Your instructions:
Output all the data exactly. Pictures do not belong in the copy.

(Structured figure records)

○ ○ ○ ○ ○

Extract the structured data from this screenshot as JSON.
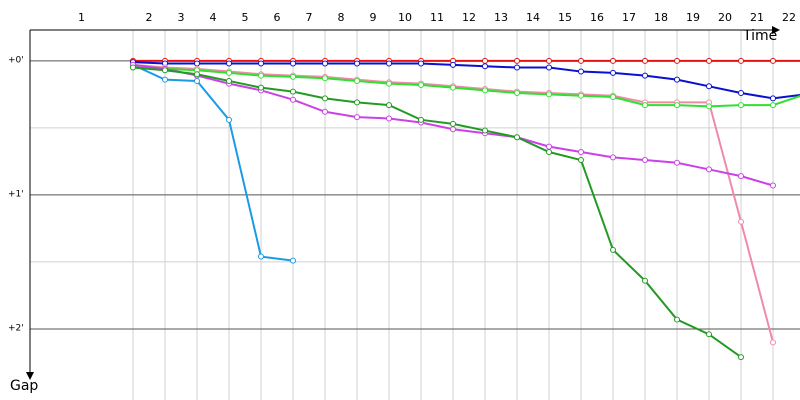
{
  "chart_data": {
    "type": "line",
    "x_label": "Time",
    "y_label": "Gap",
    "categories": [
      "1",
      "2",
      "3",
      "4",
      "5",
      "6",
      "7",
      "8",
      "9",
      "10",
      "11",
      "12",
      "13",
      "14",
      "15",
      "16",
      "17",
      "18",
      "19",
      "20",
      "21",
      "22"
    ],
    "ylim": [
      -0.23,
      2.53
    ],
    "yticks": [
      {
        "value": 0,
        "label": "+0'"
      },
      {
        "value": 1,
        "label": "+1'"
      },
      {
        "value": 2,
        "label": "+2'"
      }
    ],
    "grid": true,
    "series": [
      {
        "color": "#e81010",
        "values": [
          0,
          0,
          0,
          0,
          0,
          0,
          0,
          0,
          0,
          0,
          0,
          0,
          0,
          0,
          0,
          0,
          0,
          0,
          0,
          0,
          0,
          0
        ]
      },
      {
        "color": "#0a10d0",
        "values": [
          0.01,
          0.02,
          0.02,
          0.02,
          0.02,
          0.02,
          0.02,
          0.02,
          0.02,
          0.02,
          0.03,
          0.04,
          0.05,
          0.05,
          0.08,
          0.09,
          0.11,
          0.14,
          0.19,
          0.24,
          0.28,
          0.25
        ]
      },
      {
        "color": "#1a9be8",
        "values": [
          0.03,
          0.14,
          0.15,
          0.44,
          1.46,
          1.49,
          null,
          null,
          null,
          null,
          null,
          null,
          null,
          null,
          null,
          null,
          null,
          null,
          null,
          null,
          null,
          null
        ]
      },
      {
        "color": "#f08aa8",
        "values": [
          0.03,
          0.05,
          0.06,
          0.08,
          0.1,
          0.11,
          0.12,
          0.14,
          0.16,
          0.17,
          0.19,
          0.21,
          0.23,
          0.24,
          0.25,
          0.26,
          0.31,
          0.31,
          0.31,
          1.2,
          2.1,
          null
        ]
      },
      {
        "color": "#30e030",
        "values": [
          0.05,
          0.06,
          0.07,
          0.09,
          0.11,
          0.12,
          0.13,
          0.15,
          0.17,
          0.18,
          0.2,
          0.22,
          0.24,
          0.25,
          0.26,
          0.27,
          0.33,
          0.33,
          0.34,
          0.33,
          0.33,
          0.25
        ]
      },
      {
        "color": "#cc40e8",
        "values": [
          0.03,
          0.06,
          0.11,
          0.17,
          0.22,
          0.29,
          0.38,
          0.42,
          0.43,
          0.46,
          0.51,
          0.54,
          0.57,
          0.64,
          0.68,
          0.72,
          0.74,
          0.76,
          0.81,
          0.86,
          0.93,
          null
        ]
      },
      {
        "color": "#239a23",
        "values": [
          0.05,
          0.07,
          0.1,
          0.15,
          0.2,
          0.23,
          0.28,
          0.31,
          0.33,
          0.44,
          0.47,
          0.52,
          0.57,
          0.68,
          0.74,
          1.41,
          1.64,
          1.93,
          2.04,
          2.21,
          null,
          null
        ]
      }
    ]
  }
}
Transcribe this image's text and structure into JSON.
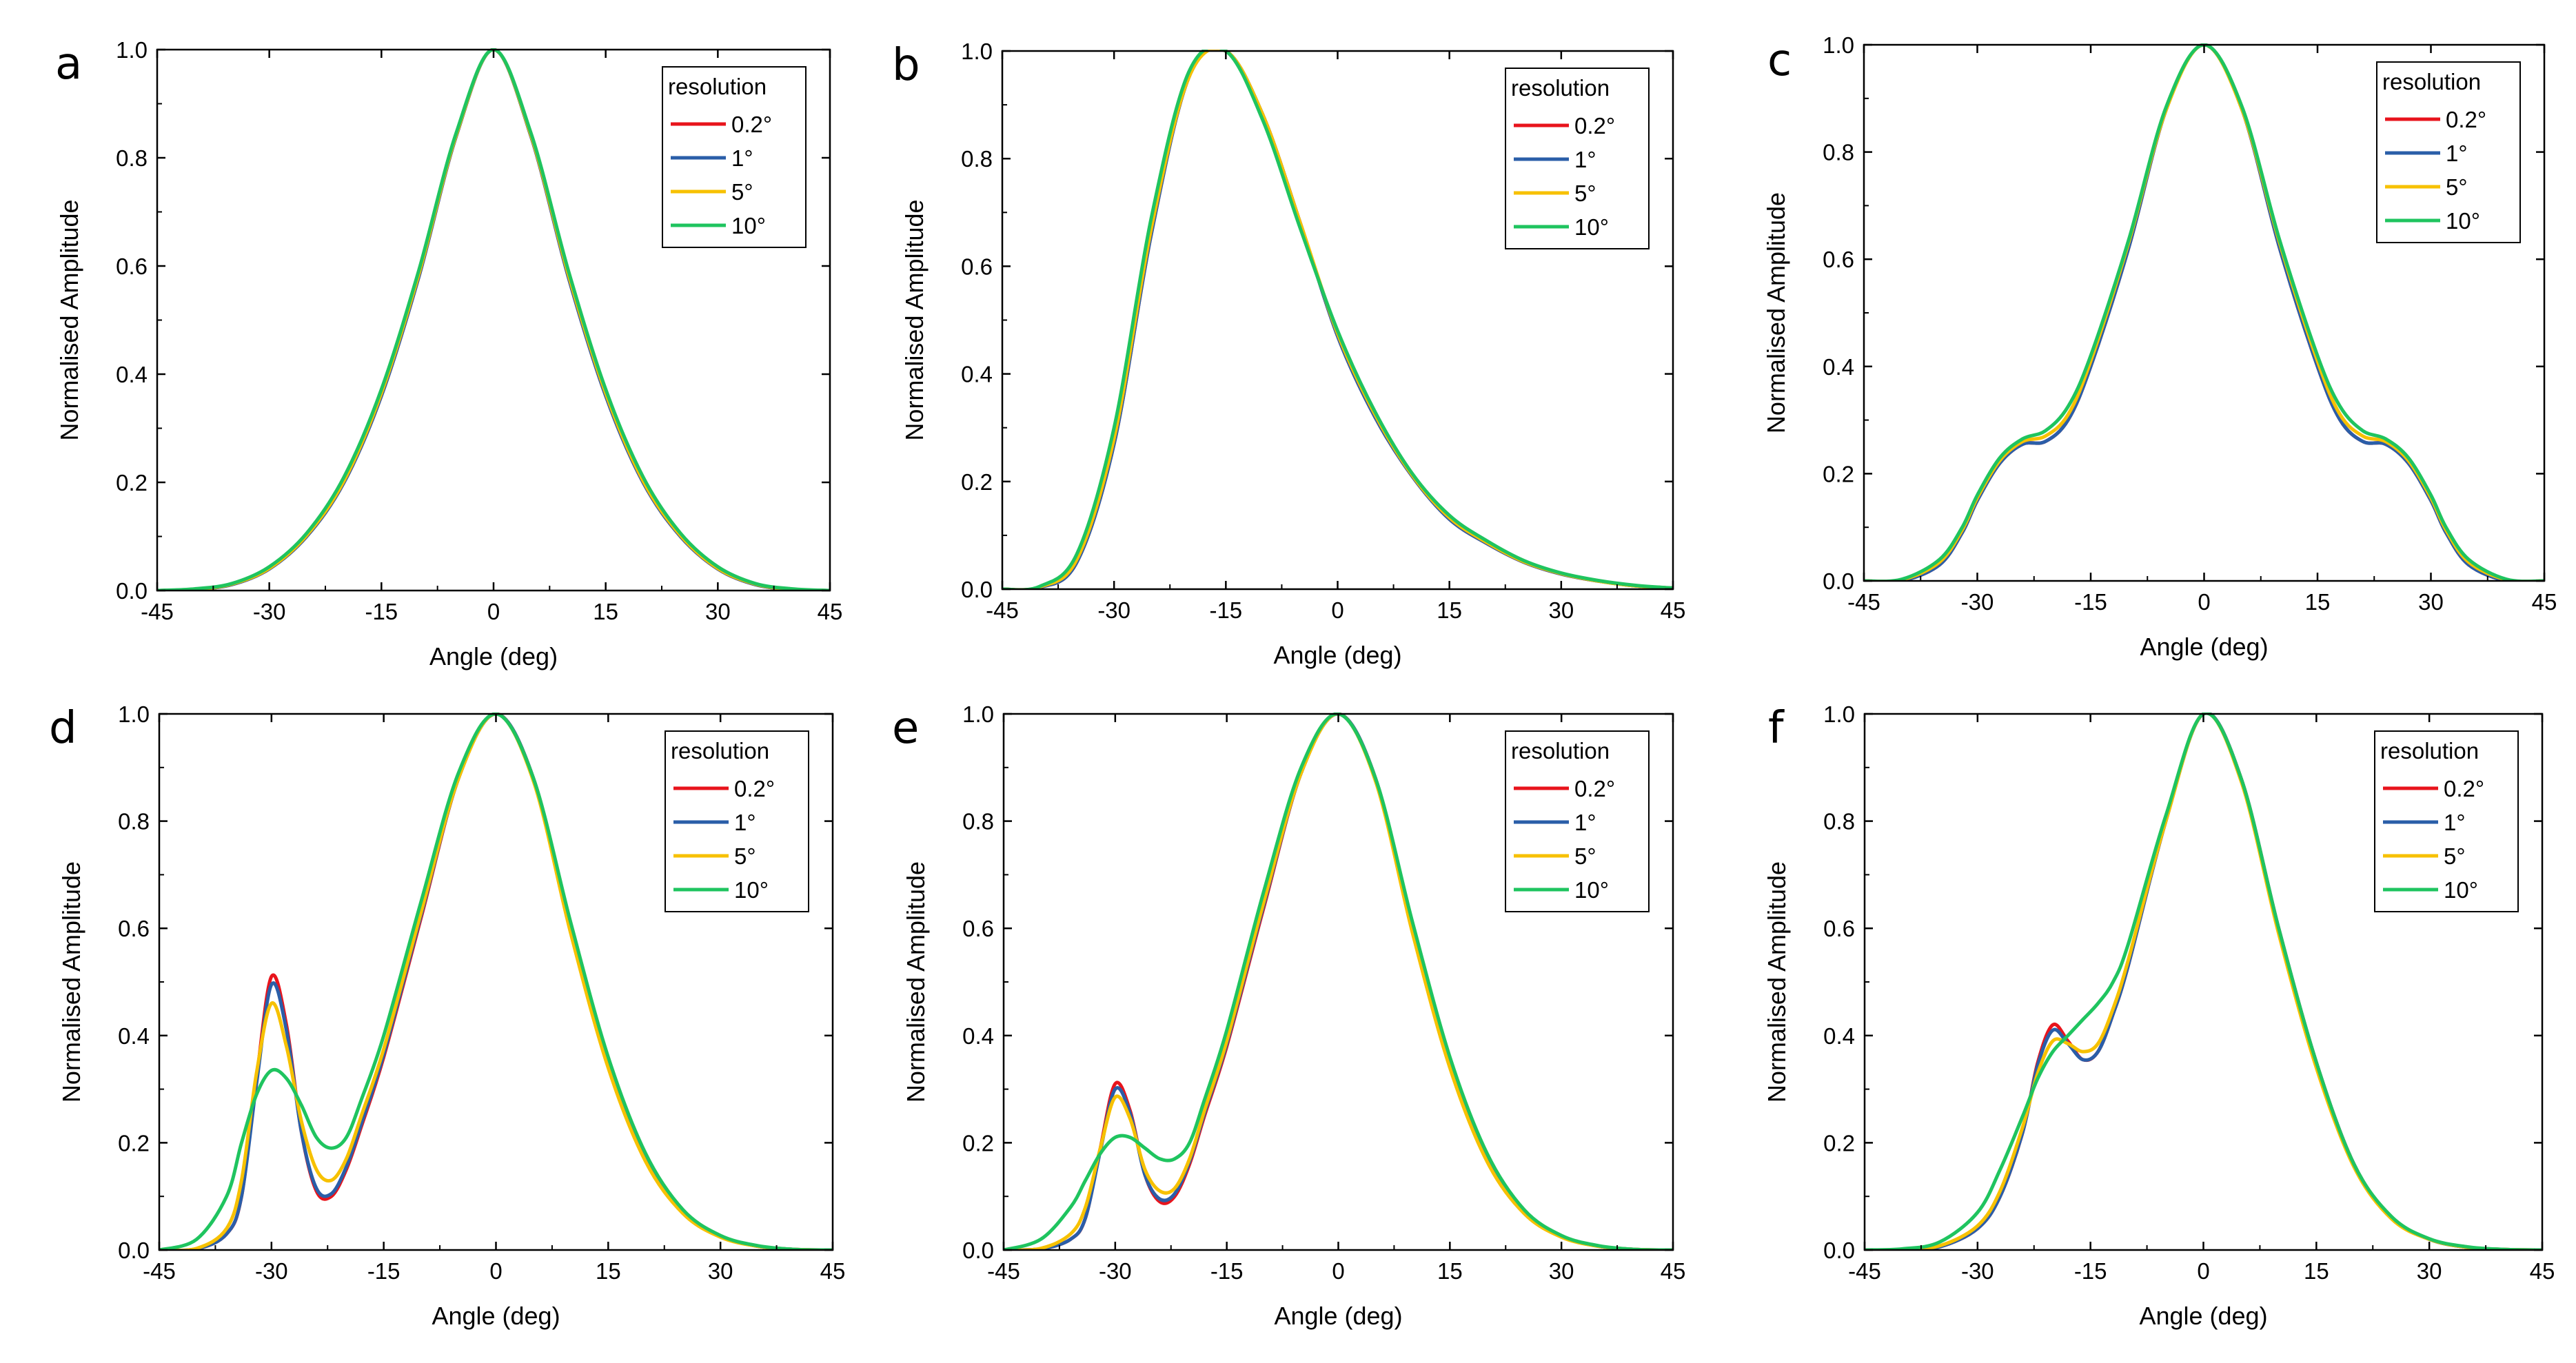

○ ○ ○ ○ ○

Finished exercise:
Extract the structured data from this screenshot as JSON.
{
  "chart_data": {
    "type": "line",
    "x_label": "Time",
    "y_label": "Gap",
    "categories": [
      "1",
      "2",
      "3",
      "4",
      "5",
      "6",
      "7",
      "8",
      "9",
      "10",
      "11",
      "12",
      "13",
      "14",
      "15",
      "16",
      "17",
      "18",
      "19",
      "20",
      "21",
      "22"
    ],
    "ylim": [
      -0.23,
      2.53
    ],
    "yticks": [
      {
        "value": 0,
        "label": "+0'"
      },
      {
        "value": 1,
        "label": "+1'"
      },
      {
        "value": 2,
        "label": "+2'"
      }
    ],
    "grid": true,
    "series": [
      {
        "color": "#e81010",
        "values": [
          0,
          0,
          0,
          0,
          0,
          0,
          0,
          0,
          0,
          0,
          0,
          0,
          0,
          0,
          0,
          0,
          0,
          0,
          0,
          0,
          0,
          0
        ]
      },
      {
        "color": "#0a10d0",
        "values": [
          0.01,
          0.02,
          0.02,
          0.02,
          0.02,
          0.02,
          0.02,
          0.02,
          0.02,
          0.02,
          0.03,
          0.04,
          0.05,
          0.05,
          0.08,
          0.09,
          0.11,
          0.14,
          0.19,
          0.24,
          0.28,
          0.25
        ]
      },
      {
        "color": "#1a9be8",
        "values": [
          0.03,
          0.14,
          0.15,
          0.44,
          1.46,
          1.49,
          null,
          null,
          null,
          null,
          null,
          null,
          null,
          null,
          null,
          null,
          null,
          null,
          null,
          null,
          null,
          null
        ]
      },
      {
        "color": "#f08aa8",
        "values": [
          0.03,
          0.05,
          0.06,
          0.08,
          0.1,
          0.11,
          0.12,
          0.14,
          0.16,
          0.17,
          0.19,
          0.21,
          0.23,
          0.24,
          0.25,
          0.26,
          0.31,
          0.31,
          0.31,
          1.2,
          2.1,
          null
        ]
      },
      {
        "color": "#30e030",
        "values": [
          0.05,
          0.06,
          0.07,
          0.09,
          0.11,
          0.12,
          0.13,
          0.15,
          0.17,
          0.18,
          0.2,
          0.22,
          0.24,
          0.25,
          0.26,
          0.27,
          0.33,
          0.33,
          0.34,
          0.33,
          0.33,
          0.25
        ]
      },
      {
        "color": "#cc40e8",
        "values": [
          0.03,
          0.06,
          0.11,
          0.17,
          0.22,
          0.29,
          0.38,
          0.42,
          0.43,
          0.46,
          0.51,
          0.54,
          0.57,
          0.64,
          0.68,
          0.72,
          0.74,
          0.76,
          0.81,
          0.86,
          0.93,
          null
        ]
      },
      {
        "color": "#239a23",
        "values": [
          0.05,
          0.07,
          0.1,
          0.15,
          0.2,
          0.23,
          0.28,
          0.31,
          0.33,
          0.44,
          0.47,
          0.52,
          0.57,
          0.68,
          0.74,
          1.41,
          1.64,
          1.93,
          2.04,
          2.21,
          null,
          null
        ]
      }
    ]
  }
}
Transcribe this image's text and structure into JSON.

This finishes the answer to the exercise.